Data entries:
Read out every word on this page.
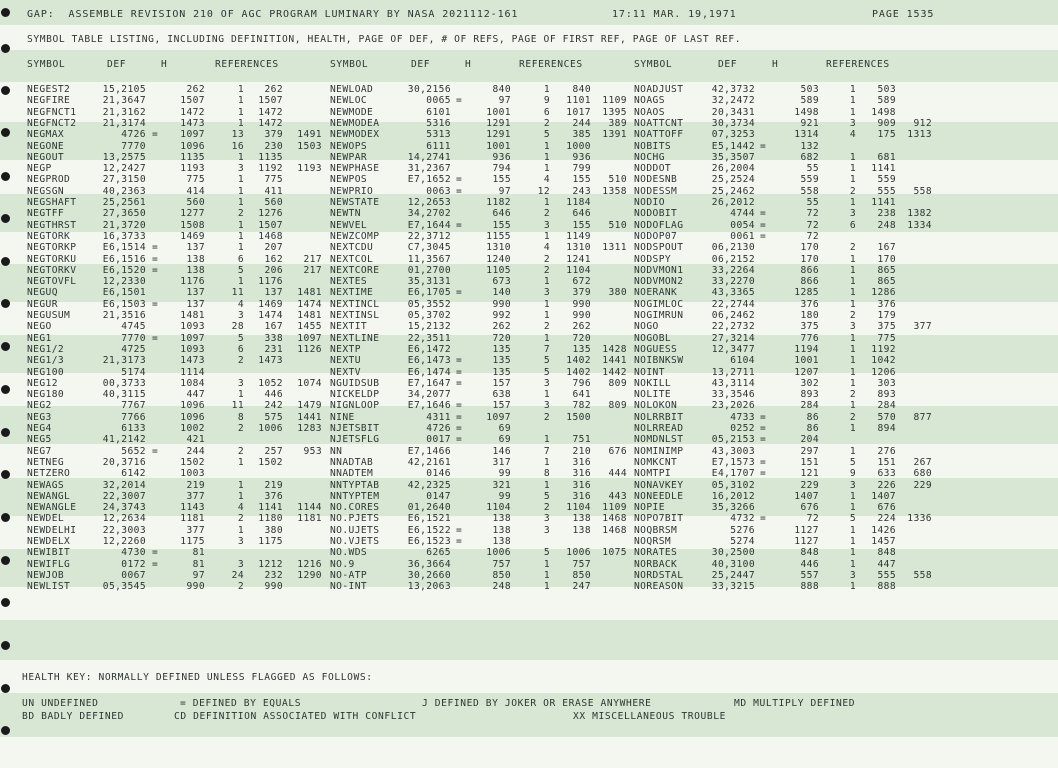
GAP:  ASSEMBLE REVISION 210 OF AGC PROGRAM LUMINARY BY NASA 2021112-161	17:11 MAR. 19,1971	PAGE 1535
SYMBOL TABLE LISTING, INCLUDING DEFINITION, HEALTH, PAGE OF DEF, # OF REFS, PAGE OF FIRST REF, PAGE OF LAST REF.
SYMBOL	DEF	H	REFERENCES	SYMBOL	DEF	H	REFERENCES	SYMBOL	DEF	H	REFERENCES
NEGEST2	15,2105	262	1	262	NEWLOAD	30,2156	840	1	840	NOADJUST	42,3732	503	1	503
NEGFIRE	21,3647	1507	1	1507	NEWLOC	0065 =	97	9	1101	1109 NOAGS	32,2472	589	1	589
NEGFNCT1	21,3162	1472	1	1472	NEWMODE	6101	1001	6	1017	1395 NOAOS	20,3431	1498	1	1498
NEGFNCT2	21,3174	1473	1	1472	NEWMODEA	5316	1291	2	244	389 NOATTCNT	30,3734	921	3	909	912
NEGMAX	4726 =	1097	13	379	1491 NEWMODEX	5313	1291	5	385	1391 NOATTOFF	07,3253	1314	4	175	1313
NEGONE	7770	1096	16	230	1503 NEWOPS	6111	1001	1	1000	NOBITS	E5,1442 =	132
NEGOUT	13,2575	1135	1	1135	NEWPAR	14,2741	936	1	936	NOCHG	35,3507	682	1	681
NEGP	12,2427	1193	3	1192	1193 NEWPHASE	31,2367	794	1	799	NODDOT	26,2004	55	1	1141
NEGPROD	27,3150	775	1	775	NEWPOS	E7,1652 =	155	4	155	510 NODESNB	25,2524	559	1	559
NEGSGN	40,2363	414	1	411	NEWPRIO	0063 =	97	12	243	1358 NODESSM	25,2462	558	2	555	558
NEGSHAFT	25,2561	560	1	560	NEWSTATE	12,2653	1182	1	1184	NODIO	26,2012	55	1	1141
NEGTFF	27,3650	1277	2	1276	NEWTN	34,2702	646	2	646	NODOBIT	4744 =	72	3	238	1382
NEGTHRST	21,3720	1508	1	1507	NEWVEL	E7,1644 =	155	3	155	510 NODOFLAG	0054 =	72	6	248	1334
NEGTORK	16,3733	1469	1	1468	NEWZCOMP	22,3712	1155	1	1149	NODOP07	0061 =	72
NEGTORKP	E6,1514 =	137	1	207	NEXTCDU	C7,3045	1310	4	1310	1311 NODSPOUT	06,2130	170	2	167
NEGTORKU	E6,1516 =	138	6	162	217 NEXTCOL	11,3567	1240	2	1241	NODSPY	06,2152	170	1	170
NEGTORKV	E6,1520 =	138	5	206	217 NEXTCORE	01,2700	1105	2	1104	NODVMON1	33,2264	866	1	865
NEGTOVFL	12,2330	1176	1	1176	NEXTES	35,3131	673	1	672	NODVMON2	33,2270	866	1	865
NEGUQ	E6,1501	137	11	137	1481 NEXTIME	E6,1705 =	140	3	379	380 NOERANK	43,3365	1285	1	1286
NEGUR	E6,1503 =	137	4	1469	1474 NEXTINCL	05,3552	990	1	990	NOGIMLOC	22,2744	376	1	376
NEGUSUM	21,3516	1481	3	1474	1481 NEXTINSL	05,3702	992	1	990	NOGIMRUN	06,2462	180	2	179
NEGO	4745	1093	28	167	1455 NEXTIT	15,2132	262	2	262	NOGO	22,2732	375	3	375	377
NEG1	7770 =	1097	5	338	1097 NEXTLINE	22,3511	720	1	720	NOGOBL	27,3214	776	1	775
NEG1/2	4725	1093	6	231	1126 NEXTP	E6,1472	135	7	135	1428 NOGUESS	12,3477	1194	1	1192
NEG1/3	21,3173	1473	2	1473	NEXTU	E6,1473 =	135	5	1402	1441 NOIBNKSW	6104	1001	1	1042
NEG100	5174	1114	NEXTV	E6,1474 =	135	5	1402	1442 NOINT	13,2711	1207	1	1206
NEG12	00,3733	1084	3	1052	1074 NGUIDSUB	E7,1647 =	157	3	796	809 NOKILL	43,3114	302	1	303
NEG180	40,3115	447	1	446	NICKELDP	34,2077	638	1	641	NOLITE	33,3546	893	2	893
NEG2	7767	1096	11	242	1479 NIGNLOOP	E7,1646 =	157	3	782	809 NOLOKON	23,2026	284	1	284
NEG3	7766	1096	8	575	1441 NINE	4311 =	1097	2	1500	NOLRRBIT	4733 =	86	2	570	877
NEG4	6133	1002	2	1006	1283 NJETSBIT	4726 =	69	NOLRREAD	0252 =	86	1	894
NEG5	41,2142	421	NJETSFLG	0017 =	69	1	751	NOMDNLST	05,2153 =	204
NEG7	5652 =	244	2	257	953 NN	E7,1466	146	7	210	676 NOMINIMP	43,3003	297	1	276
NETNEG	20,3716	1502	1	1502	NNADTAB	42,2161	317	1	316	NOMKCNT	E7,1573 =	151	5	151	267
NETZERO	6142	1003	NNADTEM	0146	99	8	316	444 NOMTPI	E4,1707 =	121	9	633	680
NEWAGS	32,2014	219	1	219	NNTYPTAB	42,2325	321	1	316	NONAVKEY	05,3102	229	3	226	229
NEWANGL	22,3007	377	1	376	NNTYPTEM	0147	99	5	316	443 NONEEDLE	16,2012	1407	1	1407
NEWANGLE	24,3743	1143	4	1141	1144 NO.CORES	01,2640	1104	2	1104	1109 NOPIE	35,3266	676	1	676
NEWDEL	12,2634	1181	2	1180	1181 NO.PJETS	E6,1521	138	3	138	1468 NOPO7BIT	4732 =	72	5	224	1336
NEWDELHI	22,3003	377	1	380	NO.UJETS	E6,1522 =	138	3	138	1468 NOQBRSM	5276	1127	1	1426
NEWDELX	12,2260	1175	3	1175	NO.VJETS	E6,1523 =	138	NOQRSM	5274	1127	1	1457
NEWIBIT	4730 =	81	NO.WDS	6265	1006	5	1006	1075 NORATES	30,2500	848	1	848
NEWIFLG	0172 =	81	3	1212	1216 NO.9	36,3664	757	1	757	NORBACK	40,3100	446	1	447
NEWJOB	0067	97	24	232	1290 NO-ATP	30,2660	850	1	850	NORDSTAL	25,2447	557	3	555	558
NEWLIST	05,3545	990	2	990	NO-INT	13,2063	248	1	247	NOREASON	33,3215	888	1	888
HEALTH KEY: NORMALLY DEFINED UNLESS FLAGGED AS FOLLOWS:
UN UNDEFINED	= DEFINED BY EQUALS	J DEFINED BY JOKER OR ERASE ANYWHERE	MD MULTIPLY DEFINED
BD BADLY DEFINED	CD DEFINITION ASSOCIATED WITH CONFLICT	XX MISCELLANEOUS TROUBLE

Set problem:
Set the entries down again exactly. Do not include the images.

The response:
Read out every word on this page.
GAP:  ASSEMBLE REVISION 210 OF AGC PROGRAM LUMINARY BY NASA 2021112-161	17:11 MAR. 19,1971	PAGE 1535
SYMBOL TABLE LISTING, INCLUDING DEFINITION, HEALTH, PAGE OF DEF, # OF REFS, PAGE OF FIRST REF, PAGE OF LAST REF.
SYMBOL	DEF	H	REFERENCES	SYMBOL	DEF	H	REFERENCES	SYMBOL	DEF	H	REFERENCES
NEGEST2	15,2105	262	1	262	NEWLOAD	30,2156	840	1	840	NOADJUST	42,3732	503	1	503
NEGFIRE	21,3647	1507	1	1507	NEWLOC	0065 =	97	9	1101	1109 NOAGS	32,2472	589	1	589
NEGFNCT1	21,3162	1472	1	1472	NEWMODE	6101	1001	6	1017	1395 NOAOS	20,3431	1498	1	1498
NEGFNCT2	21,3174	1473	1	1472	NEWMODEA	5316	1291	2	244	389 NOATTCNT	30,3734	921	3	909	912
NEGMAX	4726 =	1097	13	379	1491 NEWMODEX	5313	1291	5	385	1391 NOATTOFF	07,3253	1314	4	175	1313
NEGONE	7770	1096	16	230	1503 NEWOPS	6111	1001	1	1000	NOBITS	E5,1442 =	132
NEGOUT	13,2575	1135	1	1135	NEWPAR	14,2741	936	1	936	NOCHG	35,3507	682	1	681
NEGP	12,2427	1193	3	1192	1193 NEWPHASE	31,2367	794	1	799	NODDOT	26,2004	55	1	1141
NEGPROD	27,3150	775	1	775	NEWPOS	E7,1652 =	155	4	155	510 NODESNB	25,2524	559	1	559
NEGSGN	40,2363	414	1	411	NEWPRIO	0063 =	97	12	243	1358 NODESSM	25,2462	558	2	555	558
NEGSHAFT	25,2561	560	1	560	NEWSTATE	12,2653	1182	1	1184	NODIO	26,2012	55	1	1141
NEGTFF	27,3650	1277	2	1276	NEWTN	34,2702	646	2	646	NODOBIT	4744 =	72	3	238	1382
NEGTHRST	21,3720	1508	1	1507	NEWVEL	E7,1644 =	155	3	155	510 NODOFLAG	0054 =	72	6	248	1334
NEGTORK	16,3733	1469	1	1468	NEWZCOMP	22,3712	1155	1	1149	NODOP07	0061 =	72
NEGTORKP	E6,1514 =	137	1	207	NEXTCDU	C7,3045	1310	4	1310	1311 NODSPOUT	06,2130	170	2	167
NEGTORKU	E6,1516 =	138	6	162	217 NEXTCOL	11,3567	1240	2	1241	NODSPY	06,2152	170	1	170
NEGTORKV	E6,1520 =	138	5	206	217 NEXTCORE	01,2700	1105	2	1104	NODVMON1	33,2264	866	1	865
NEGTOVFL	12,2330	1176	1	1176	NEXTES	35,3131	673	1	672	NODVMON2	33,2270	866	1	865
NEGUQ	E6,1501	137	11	137	1481 NEXTIME	E6,1705 =	140	3	379	380 NOERANK	43,3365	1285	1	1286
NEGUR	E6,1503 =	137	4	1469	1474 NEXTINCL	05,3552	990	1	990	NOGIMLOC	22,2744	376	1	376
NEGUSUM	21,3516	1481	3	1474	1481 NEXTINSL	05,3702	992	1	990	NOGIMRUN	06,2462	180	2	179
NEGO	4745	1093	28	167	1455 NEXTIT	15,2132	262	2	262	NOGO	22,2732	375	3	375	377
NEG1	7770 =	1097	5	338	1097 NEXTLINE	22,3511	720	1	720	NOGOBL	27,3214	776	1	775
NEG1/2	4725	1093	6	231	1126 NEXTP	E6,1472	135	7	135	1428 NOGUESS	12,3477	1194	1	1192
NEG1/3	21,3173	1473	2	1473	NEXTU	E6,1473 =	135	5	1402	1441 NOIBNKSW	6104	1001	1	1042
NEG100	5174	1114	NEXTV	E6,1474 =	135	5	1402	1442 NOINT	13,2711	1207	1	1206
NEG12	00,3733	1084	3	1052	1074 NGUIDSUB	E7,1647 =	157	3	796	809 NOKILL	43,3114	302	1	303
NEG180	40,3115	447	1	446	NICKELDP	34,2077	638	1	641	NOLITE	33,3546	893	2	893
NEG2	7767	1096	11	242	1479 NIGNLOOP	E7,1646 =	157	3	782	809 NOLOKON	23,2026	284	1	284
NEG3	7766	1096	8	575	1441 NINE	4311 =	1097	2	1500	NOLRRBIT	4733 =	86	2	570	877
NEG4	6133	1002	2	1006	1283 NJETSBIT	4726 =	69	NOLRREAD	0252 =	86	1	894
NEG5	41,2142	421	NJETSFLG	0017 =	69	1	751	NOMDNLST	05,2153 =	204
NEG7	5652 =	244	2	257	953 NN	E7,1466	146	7	210	676 NOMINIMP	43,3003	297	1	276
NETNEG	20,3716	1502	1	1502	NNADTAB	42,2161	317	1	316	NOMKCNT	E7,1573 =	151	5	151	267
NETZERO	6142	1003	NNADTEM	0146	99	8	316	444 NOMTPI	E4,1707 =	121	9	633	680
NEWAGS	32,2014	219	1	219	NNTYPTAB	42,2325	321	1	316	NONAVKEY	05,3102	229	3	226	229
NEWANGL	22,3007	377	1	376	NNTYPTEM	0147	99	5	316	443 NONEEDLE	16,2012	1407	1	1407
NEWANGLE	24,3743	1143	4	1141	1144 NO.CORES	01,2640	1104	2	1104	1109 NOPIE	35,3266	676	1	676
NEWDEL	12,2634	1181	2	1180	1181 NO.PJETS	E6,1521	138	3	138	1468 NOPO7BIT	4732 =	72	5	224	1336
NEWDELHI	22,3003	377	1	380	NO.UJETS	E6,1522 =	138	3	138	1468 NOQBRSM	5276	1127	1	1426
NEWDELX	12,2260	1175	3	1175	NO.VJETS	E6,1523 =	138	NOQRSM	5274	1127	1	1457
NEWIBIT	4730 =	81	NO.WDS	6265	1006	5	1006	1075 NORATES	30,2500	848	1	848
NEWIFLG	0172 =	81	3	1212	1216 NO.9	36,3664	757	1	757	NORBACK	40,3100	446	1	447
NEWJOB	0067	97	24	232	1290 NO-ATP	30,2660	850	1	850	NORDSTAL	25,2447	557	3	555	558
NEWLIST	05,3545	990	2	990	NO-INT	13,2063	248	1	247	NOREASON	33,3215	888	1	888
HEALTH KEY: NORMALLY DEFINED UNLESS FLAGGED AS FOLLOWS:
UN UNDEFINED	= DEFINED BY EQUALS	J DEFINED BY JOKER OR ERASE ANYWHERE	MD MULTIPLY DEFINED
BD BADLY DEFINED	CD DEFINITION ASSOCIATED WITH CONFLICT	XX MISCELLANEOUS TROUBLE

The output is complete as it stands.